### Work to do
Copy out the entries exactly, from the first line to the last.
BEGIN Given records
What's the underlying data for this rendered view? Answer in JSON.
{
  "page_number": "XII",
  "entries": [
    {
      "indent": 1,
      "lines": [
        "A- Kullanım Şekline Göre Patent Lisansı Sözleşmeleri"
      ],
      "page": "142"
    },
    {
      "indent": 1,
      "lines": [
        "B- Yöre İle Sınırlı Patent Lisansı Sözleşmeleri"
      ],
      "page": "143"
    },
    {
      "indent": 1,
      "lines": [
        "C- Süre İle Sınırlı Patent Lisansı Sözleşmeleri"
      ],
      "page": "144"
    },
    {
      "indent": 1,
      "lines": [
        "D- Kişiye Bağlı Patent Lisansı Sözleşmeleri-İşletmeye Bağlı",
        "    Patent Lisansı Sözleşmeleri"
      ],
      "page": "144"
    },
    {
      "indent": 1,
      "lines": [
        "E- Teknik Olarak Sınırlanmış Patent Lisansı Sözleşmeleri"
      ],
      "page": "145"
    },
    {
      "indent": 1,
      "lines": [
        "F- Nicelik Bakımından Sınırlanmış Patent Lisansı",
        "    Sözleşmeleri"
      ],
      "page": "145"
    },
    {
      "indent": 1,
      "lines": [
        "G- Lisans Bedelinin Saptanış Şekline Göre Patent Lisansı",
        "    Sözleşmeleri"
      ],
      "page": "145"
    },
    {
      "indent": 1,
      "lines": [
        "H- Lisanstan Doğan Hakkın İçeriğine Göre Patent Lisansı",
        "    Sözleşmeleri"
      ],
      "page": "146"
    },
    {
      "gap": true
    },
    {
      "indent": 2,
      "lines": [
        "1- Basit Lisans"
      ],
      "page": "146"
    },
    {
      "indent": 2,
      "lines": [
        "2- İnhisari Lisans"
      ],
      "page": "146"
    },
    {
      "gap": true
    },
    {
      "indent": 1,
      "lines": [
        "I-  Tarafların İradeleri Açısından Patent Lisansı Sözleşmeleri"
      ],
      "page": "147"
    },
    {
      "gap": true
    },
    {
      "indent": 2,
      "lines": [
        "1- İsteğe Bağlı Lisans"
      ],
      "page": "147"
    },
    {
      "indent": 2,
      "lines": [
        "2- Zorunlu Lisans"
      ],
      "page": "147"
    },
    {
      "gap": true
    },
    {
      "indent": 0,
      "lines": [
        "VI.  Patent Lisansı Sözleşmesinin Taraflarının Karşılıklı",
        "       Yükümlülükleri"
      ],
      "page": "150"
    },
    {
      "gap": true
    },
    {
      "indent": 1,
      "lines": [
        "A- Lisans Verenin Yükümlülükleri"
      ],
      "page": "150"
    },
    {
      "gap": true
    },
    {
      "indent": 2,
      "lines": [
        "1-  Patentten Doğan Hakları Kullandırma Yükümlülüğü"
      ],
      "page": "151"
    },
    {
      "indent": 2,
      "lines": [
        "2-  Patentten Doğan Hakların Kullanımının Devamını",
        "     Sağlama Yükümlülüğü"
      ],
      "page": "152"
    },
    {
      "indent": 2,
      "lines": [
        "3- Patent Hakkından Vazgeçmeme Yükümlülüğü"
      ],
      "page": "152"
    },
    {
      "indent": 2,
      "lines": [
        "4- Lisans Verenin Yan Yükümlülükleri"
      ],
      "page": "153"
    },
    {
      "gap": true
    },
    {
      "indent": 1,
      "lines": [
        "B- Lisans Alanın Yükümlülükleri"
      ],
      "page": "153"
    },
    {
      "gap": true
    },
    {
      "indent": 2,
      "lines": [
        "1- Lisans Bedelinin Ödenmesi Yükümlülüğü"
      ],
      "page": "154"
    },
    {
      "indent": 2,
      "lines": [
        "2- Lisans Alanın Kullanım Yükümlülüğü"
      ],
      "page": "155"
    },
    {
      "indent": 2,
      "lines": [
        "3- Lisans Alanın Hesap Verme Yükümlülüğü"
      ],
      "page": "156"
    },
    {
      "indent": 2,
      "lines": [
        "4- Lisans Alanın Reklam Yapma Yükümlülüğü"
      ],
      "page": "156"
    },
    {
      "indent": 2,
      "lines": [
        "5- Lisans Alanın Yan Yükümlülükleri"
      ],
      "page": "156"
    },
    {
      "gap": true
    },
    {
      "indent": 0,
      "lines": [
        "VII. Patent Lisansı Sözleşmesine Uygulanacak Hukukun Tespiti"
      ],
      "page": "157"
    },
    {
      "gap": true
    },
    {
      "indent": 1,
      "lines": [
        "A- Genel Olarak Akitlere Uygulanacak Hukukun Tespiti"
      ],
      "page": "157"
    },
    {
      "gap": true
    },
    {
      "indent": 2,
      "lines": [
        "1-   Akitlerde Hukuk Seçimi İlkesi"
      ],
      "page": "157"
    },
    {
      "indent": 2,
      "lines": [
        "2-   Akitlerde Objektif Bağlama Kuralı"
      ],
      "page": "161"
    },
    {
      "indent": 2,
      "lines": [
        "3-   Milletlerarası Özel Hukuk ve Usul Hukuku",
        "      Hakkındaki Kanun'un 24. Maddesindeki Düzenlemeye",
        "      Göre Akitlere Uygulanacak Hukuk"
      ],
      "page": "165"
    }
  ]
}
END Given records
### Exercise solution
What's the underlying data for this rendered view? Answer in JSON.
{
  "page_number": "XII",
  "entries": [
    {
      "indent": 1,
      "lines": [
        "A- Kullanım Şekline Göre Patent Lisansı Sözleşmeleri"
      ],
      "page": "142"
    },
    {
      "indent": 1,
      "lines": [
        "B- Yöre İle Sınırlı Patent Lisansı Sözleşmeleri"
      ],
      "page": "143"
    },
    {
      "indent": 1,
      "lines": [
        "C- Süre İle Sınırlı Patent Lisansı Sözleşmeleri"
      ],
      "page": "144"
    },
    {
      "indent": 1,
      "lines": [
        "D- Kişiye Bağlı Patent Lisansı Sözleşmeleri-İşletmeye Bağlı",
        "    Patent Lisansı Sözleşmeleri"
      ],
      "page": "144"
    },
    {
      "indent": 1,
      "lines": [
        "E- Teknik Olarak Sınırlanmış Patent Lisansı Sözleşmeleri"
      ],
      "page": "145"
    },
    {
      "indent": 1,
      "lines": [
        "F- Nicelik Bakımından Sınırlanmış Patent Lisansı",
        "    Sözleşmeleri"
      ],
      "page": "145"
    },
    {
      "indent": 1,
      "lines": [
        "G- Lisans Bedelinin Saptanış Şekline Göre Patent Lisansı",
        "    Sözleşmeleri"
      ],
      "page": "145"
    },
    {
      "indent": 1,
      "lines": [
        "H- Lisanstan Doğan Hakkın İçeriğine Göre Patent Lisansı",
        "    Sözleşmeleri"
      ],
      "page": "146"
    },
    {
      "gap": true
    },
    {
      "indent": 2,
      "lines": [
        "1- Basit Lisans"
      ],
      "page": "146"
    },
    {
      "indent": 2,
      "lines": [
        "2- İnhisari Lisans"
      ],
      "page": "146"
    },
    {
      "gap": true
    },
    {
      "indent": 1,
      "lines": [
        "I-  Tarafların İradeleri Açısından Patent Lisansı Sözleşmeleri"
      ],
      "page": "147"
    },
    {
      "gap": true
    },
    {
      "indent": 2,
      "lines": [
        "1- İsteğe Bağlı Lisans"
      ],
      "page": "147"
    },
    {
      "indent": 2,
      "lines": [
        "2- Zorunlu Lisans"
      ],
      "page": "147"
    },
    {
      "gap": true
    },
    {
      "indent": 0,
      "lines": [
        "VI.  Patent Lisansı Sözleşmesinin Taraflarının Karşılıklı",
        "       Yükümlülükleri"
      ],
      "page": "150"
    },
    {
      "gap": true
    },
    {
      "indent": 1,
      "lines": [
        "A- Lisans Verenin Yükümlülükleri"
      ],
      "page": "150"
    },
    {
      "gap": true
    },
    {
      "indent": 2,
      "lines": [
        "1-  Patentten Doğan Hakları Kullandırma Yükümlülüğü"
      ],
      "page": "151"
    },
    {
      "indent": 2,
      "lines": [
        "2-  Patentten Doğan Hakların Kullanımının Devamını",
        "     Sağlama Yükümlülüğü"
      ],
      "page": "152"
    },
    {
      "indent": 2,
      "lines": [
        "3- Patent Hakkından Vazgeçmeme Yükümlülüğü"
      ],
      "page": "152"
    },
    {
      "indent": 2,
      "lines": [
        "4- Lisans Verenin Yan Yükümlülükleri"
      ],
      "page": "153"
    },
    {
      "gap": true
    },
    {
      "indent": 1,
      "lines": [
        "B- Lisans Alanın Yükümlülükleri"
      ],
      "page": "153"
    },
    {
      "gap": true
    },
    {
      "indent": 2,
      "lines": [
        "1- Lisans Bedelinin Ödenmesi Yükümlülüğü"
      ],
      "page": "154"
    },
    {
      "indent": 2,
      "lines": [
        "2- Lisans Alanın Kullanım Yükümlülüğü"
      ],
      "page": "155"
    },
    {
      "indent": 2,
      "lines": [
        "3- Lisans Alanın Hesap Verme Yükümlülüğü"
      ],
      "page": "156"
    },
    {
      "indent": 2,
      "lines": [
        "4- Lisans Alanın Reklam Yapma Yükümlülüğü"
      ],
      "page": "156"
    },
    {
      "indent": 2,
      "lines": [
        "5- Lisans Alanın Yan Yükümlülükleri"
      ],
      "page": "156"
    },
    {
      "gap": true
    },
    {
      "indent": 0,
      "lines": [
        "VII. Patent Lisansı Sözleşmesine Uygulanacak Hukukun Tespiti"
      ],
      "page": "157"
    },
    {
      "gap": true
    },
    {
      "indent": 1,
      "lines": [
        "A- Genel Olarak Akitlere Uygulanacak Hukukun Tespiti"
      ],
      "page": "157"
    },
    {
      "gap": true
    },
    {
      "indent": 2,
      "lines": [
        "1-   Akitlerde Hukuk Seçimi İlkesi"
      ],
      "page": "157"
    },
    {
      "indent": 2,
      "lines": [
        "2-   Akitlerde Objektif Bağlama Kuralı"
      ],
      "page": "161"
    },
    {
      "indent": 2,
      "lines": [
        "3-   Milletlerarası Özel Hukuk ve Usul Hukuku",
        "      Hakkındaki Kanun'un 24. Maddesindeki Düzenlemeye",
        "      Göre Akitlere Uygulanacak Hukuk"
      ],
      "page": "165"
    }
  ]
}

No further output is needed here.